§ What the task requires:
Return each line of the entries below character for character, leaving nothing out and changing nothing.
— begin —
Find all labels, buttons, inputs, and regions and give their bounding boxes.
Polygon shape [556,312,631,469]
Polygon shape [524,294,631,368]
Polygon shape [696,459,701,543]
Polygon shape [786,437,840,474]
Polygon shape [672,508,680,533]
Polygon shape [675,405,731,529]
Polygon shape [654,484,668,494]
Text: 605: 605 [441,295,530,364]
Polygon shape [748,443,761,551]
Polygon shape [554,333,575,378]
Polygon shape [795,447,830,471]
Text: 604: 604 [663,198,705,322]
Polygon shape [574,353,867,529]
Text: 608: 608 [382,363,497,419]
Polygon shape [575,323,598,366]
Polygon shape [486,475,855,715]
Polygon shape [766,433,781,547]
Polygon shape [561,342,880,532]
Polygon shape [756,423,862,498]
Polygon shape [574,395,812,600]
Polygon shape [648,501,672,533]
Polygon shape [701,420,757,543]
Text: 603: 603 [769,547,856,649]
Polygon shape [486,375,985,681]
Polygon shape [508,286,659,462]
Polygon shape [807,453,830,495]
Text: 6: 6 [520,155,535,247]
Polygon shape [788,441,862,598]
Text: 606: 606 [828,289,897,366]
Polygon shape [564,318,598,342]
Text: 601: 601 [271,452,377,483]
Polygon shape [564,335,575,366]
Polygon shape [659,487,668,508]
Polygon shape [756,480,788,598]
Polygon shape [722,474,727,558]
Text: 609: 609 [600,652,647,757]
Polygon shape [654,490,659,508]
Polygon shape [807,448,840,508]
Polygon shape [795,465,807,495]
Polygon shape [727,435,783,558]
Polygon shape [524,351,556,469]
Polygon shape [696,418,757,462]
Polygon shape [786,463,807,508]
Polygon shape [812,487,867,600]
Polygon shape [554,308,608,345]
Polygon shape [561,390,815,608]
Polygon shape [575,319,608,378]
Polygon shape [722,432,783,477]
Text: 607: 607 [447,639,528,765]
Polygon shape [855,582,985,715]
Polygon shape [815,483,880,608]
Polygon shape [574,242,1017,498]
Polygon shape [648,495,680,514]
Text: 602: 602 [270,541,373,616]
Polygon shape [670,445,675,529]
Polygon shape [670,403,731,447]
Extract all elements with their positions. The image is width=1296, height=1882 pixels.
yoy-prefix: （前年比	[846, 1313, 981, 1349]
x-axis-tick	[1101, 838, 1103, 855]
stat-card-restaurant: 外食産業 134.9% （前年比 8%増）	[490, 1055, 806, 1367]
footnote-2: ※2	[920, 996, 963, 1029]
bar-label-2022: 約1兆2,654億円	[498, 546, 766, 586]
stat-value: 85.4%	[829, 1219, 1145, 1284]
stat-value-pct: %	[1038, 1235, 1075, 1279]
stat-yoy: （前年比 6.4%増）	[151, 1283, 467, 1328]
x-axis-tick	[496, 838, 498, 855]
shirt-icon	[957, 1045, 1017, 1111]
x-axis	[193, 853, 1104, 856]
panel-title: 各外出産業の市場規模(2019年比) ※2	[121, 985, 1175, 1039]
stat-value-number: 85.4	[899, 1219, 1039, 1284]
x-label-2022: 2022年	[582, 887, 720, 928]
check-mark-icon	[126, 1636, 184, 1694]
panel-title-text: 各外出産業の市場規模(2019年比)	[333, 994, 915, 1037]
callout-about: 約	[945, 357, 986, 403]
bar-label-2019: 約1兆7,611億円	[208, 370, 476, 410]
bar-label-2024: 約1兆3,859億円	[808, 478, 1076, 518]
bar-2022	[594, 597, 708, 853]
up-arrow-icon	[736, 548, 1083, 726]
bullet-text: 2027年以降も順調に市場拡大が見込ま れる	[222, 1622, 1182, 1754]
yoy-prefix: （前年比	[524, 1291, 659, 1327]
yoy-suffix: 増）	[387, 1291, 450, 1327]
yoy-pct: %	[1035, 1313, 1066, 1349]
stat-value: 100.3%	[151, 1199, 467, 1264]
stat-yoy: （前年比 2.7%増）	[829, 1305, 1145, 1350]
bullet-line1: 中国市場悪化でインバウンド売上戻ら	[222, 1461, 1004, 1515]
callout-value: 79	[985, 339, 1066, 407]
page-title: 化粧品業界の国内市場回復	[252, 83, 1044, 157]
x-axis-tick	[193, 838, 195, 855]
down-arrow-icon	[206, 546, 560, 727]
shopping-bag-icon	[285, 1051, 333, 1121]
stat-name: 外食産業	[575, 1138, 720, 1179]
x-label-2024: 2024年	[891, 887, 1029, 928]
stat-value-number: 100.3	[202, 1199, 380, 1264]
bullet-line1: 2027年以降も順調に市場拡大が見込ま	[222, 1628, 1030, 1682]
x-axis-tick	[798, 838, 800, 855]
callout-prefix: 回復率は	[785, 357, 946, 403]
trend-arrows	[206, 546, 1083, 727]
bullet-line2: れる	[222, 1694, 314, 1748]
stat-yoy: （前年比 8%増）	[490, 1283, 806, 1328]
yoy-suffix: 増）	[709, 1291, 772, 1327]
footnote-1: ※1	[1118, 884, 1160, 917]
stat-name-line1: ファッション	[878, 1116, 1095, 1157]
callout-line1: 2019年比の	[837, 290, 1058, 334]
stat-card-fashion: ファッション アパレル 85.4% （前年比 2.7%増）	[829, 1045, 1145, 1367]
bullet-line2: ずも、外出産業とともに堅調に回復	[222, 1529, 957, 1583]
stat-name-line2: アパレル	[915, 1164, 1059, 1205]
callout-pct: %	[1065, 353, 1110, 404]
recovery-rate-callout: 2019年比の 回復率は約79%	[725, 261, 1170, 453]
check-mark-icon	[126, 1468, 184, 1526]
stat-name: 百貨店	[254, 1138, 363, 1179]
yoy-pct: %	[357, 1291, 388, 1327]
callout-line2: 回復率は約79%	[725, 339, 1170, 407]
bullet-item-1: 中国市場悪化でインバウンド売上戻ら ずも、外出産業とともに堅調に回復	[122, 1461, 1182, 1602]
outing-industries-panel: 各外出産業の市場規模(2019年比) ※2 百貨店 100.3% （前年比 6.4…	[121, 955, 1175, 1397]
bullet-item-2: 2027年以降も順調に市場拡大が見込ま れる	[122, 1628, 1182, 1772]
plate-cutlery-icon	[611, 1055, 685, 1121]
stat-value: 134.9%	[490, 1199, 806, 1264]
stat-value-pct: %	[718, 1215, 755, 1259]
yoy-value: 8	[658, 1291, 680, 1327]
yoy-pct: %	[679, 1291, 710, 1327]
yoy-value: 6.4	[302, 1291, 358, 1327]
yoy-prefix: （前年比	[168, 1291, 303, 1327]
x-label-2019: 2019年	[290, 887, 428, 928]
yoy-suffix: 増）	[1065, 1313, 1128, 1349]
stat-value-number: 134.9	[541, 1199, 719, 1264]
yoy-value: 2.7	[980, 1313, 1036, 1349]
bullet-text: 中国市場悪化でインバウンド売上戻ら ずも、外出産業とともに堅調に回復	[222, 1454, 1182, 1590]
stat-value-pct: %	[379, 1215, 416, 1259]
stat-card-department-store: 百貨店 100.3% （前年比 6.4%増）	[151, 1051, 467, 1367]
— end —
§ Written response:
Find all labels, buttons, inputs, and regions and give their bounding boxes.
Polygon shape [556,312,631,469]
Polygon shape [524,294,631,368]
Polygon shape [696,459,701,543]
Polygon shape [786,437,840,474]
Polygon shape [672,508,680,533]
Polygon shape [675,405,731,529]
Polygon shape [654,484,668,494]
Text: 605: 605 [441,295,530,364]
Polygon shape [748,443,761,551]
Polygon shape [554,333,575,378]
Polygon shape [795,447,830,471]
Text: 604: 604 [663,198,705,322]
Polygon shape [574,353,867,529]
Text: 608: 608 [382,363,497,419]
Polygon shape [575,323,598,366]
Polygon shape [486,475,855,715]
Polygon shape [766,433,781,547]
Polygon shape [561,342,880,532]
Polygon shape [756,423,862,498]
Polygon shape [574,395,812,600]
Polygon shape [648,501,672,533]
Polygon shape [701,420,757,543]
Text: 603: 603 [769,547,856,649]
Polygon shape [486,375,985,681]
Polygon shape [508,286,659,462]
Polygon shape [807,453,830,495]
Text: 6: 6 [520,155,535,247]
Polygon shape [788,441,862,598]
Text: 606: 606 [828,289,897,366]
Polygon shape [564,318,598,342]
Text: 601: 601 [271,452,377,483]
Polygon shape [564,335,575,366]
Polygon shape [659,487,668,508]
Polygon shape [756,480,788,598]
Polygon shape [722,474,727,558]
Text: 609: 609 [600,652,647,757]
Polygon shape [654,490,659,508]
Polygon shape [807,448,840,508]
Polygon shape [795,465,807,495]
Polygon shape [727,435,783,558]
Polygon shape [524,351,556,469]
Polygon shape [696,418,757,462]
Polygon shape [786,463,807,508]
Polygon shape [812,487,867,600]
Polygon shape [554,308,608,345]
Polygon shape [561,390,815,608]
Polygon shape [575,319,608,378]
Polygon shape [722,432,783,477]
Text: 607: 607 [447,639,528,765]
Polygon shape [855,582,985,715]
Polygon shape [815,483,880,608]
Polygon shape [574,242,1017,498]
Polygon shape [648,495,680,514]
Text: 602: 602 [270,541,373,616]
Polygon shape [670,445,675,529]
Polygon shape [670,403,731,447]
Extract all elements with their positions. The image is width=1296, height=1882 pixels.
yoy-prefix: （前年比	[846, 1313, 981, 1349]
x-axis-tick	[1101, 838, 1103, 855]
stat-card-restaurant: 外食産業 134.9% （前年比 8%増）	[490, 1055, 806, 1367]
footnote-2: ※2	[920, 996, 963, 1029]
bar-label-2022: 約1兆2,654億円	[498, 546, 766, 586]
stat-value: 85.4%	[829, 1219, 1145, 1284]
stat-value-pct: %	[1038, 1235, 1075, 1279]
stat-yoy: （前年比 6.4%増）	[151, 1283, 467, 1328]
x-axis-tick	[496, 838, 498, 855]
shirt-icon	[957, 1045, 1017, 1111]
x-axis	[193, 853, 1104, 856]
panel-title: 各外出産業の市場規模(2019年比) ※2	[121, 985, 1175, 1039]
stat-value-number: 85.4	[899, 1219, 1039, 1284]
x-label-2022: 2022年	[582, 887, 720, 928]
check-mark-icon	[126, 1636, 184, 1694]
panel-title-text: 各外出産業の市場規模(2019年比)	[333, 994, 915, 1037]
callout-about: 約	[945, 357, 986, 403]
bar-label-2019: 約1兆7,611億円	[208, 370, 476, 410]
bar-label-2024: 約1兆3,859億円	[808, 478, 1076, 518]
bar-2022	[594, 597, 708, 853]
up-arrow-icon	[736, 548, 1083, 726]
bullet-text: 2027年以降も順調に市場拡大が見込ま れる	[222, 1622, 1182, 1754]
yoy-prefix: （前年比	[524, 1291, 659, 1327]
yoy-suffix: 増）	[387, 1291, 450, 1327]
yoy-pct: %	[1035, 1313, 1066, 1349]
stat-value: 100.3%	[151, 1199, 467, 1264]
stat-yoy: （前年比 2.7%増）	[829, 1305, 1145, 1350]
bullet-line1: 中国市場悪化でインバウンド売上戻ら	[222, 1461, 1004, 1515]
callout-value: 79	[985, 339, 1066, 407]
page-title: 化粧品業界の国内市場回復	[252, 83, 1044, 157]
x-axis-tick	[193, 838, 195, 855]
down-arrow-icon	[206, 546, 560, 727]
shopping-bag-icon	[285, 1051, 333, 1121]
stat-name: 外食産業	[575, 1138, 720, 1179]
x-label-2024: 2024年	[891, 887, 1029, 928]
stat-value-number: 100.3	[202, 1199, 380, 1264]
bullet-line1: 2027年以降も順調に市場拡大が見込ま	[222, 1628, 1030, 1682]
x-axis-tick	[798, 838, 800, 855]
callout-prefix: 回復率は	[785, 357, 946, 403]
trend-arrows	[206, 546, 1083, 727]
bullet-line2: れる	[222, 1694, 314, 1748]
stat-yoy: （前年比 8%増）	[490, 1283, 806, 1328]
yoy-suffix: 増）	[709, 1291, 772, 1327]
footnote-1: ※1	[1118, 884, 1160, 917]
stat-name-line1: ファッション	[878, 1116, 1095, 1157]
callout-line1: 2019年比の	[837, 290, 1058, 334]
stat-card-fashion: ファッション アパレル 85.4% （前年比 2.7%増）	[829, 1045, 1145, 1367]
bullet-line2: ずも、外出産業とともに堅調に回復	[222, 1529, 957, 1583]
stat-name-line2: アパレル	[915, 1164, 1059, 1205]
callout-pct: %	[1065, 353, 1110, 404]
recovery-rate-callout: 2019年比の 回復率は約79%	[725, 261, 1170, 453]
check-mark-icon	[126, 1468, 184, 1526]
stat-name: 百貨店	[254, 1138, 363, 1179]
yoy-pct: %	[357, 1291, 388, 1327]
callout-line2: 回復率は約79%	[725, 339, 1170, 407]
bullet-item-1: 中国市場悪化でインバウンド売上戻ら ずも、外出産業とともに堅調に回復	[122, 1461, 1182, 1602]
outing-industries-panel: 各外出産業の市場規模(2019年比) ※2 百貨店 100.3% （前年比 6.4…	[121, 955, 1175, 1397]
bullet-item-2: 2027年以降も順調に市場拡大が見込ま れる	[122, 1628, 1182, 1772]
plate-cutlery-icon	[611, 1055, 685, 1121]
stat-value: 134.9%	[490, 1199, 806, 1264]
stat-value-pct: %	[718, 1215, 755, 1259]
yoy-value: 8	[658, 1291, 680, 1327]
yoy-pct: %	[679, 1291, 710, 1327]
yoy-value: 6.4	[302, 1291, 358, 1327]
yoy-prefix: （前年比	[168, 1291, 303, 1327]
x-label-2019: 2019年	[290, 887, 428, 928]
yoy-suffix: 増）	[1065, 1313, 1128, 1349]
stat-value-number: 134.9	[541, 1199, 719, 1264]
yoy-value: 2.7	[980, 1313, 1036, 1349]
bullet-text: 中国市場悪化でインバウンド売上戻ら ずも、外出産業とともに堅調に回復	[222, 1454, 1182, 1590]
stat-value-pct: %	[379, 1215, 416, 1259]
stat-card-department-store: 百貨店 100.3% （前年比 6.4%増）	[151, 1051, 467, 1367]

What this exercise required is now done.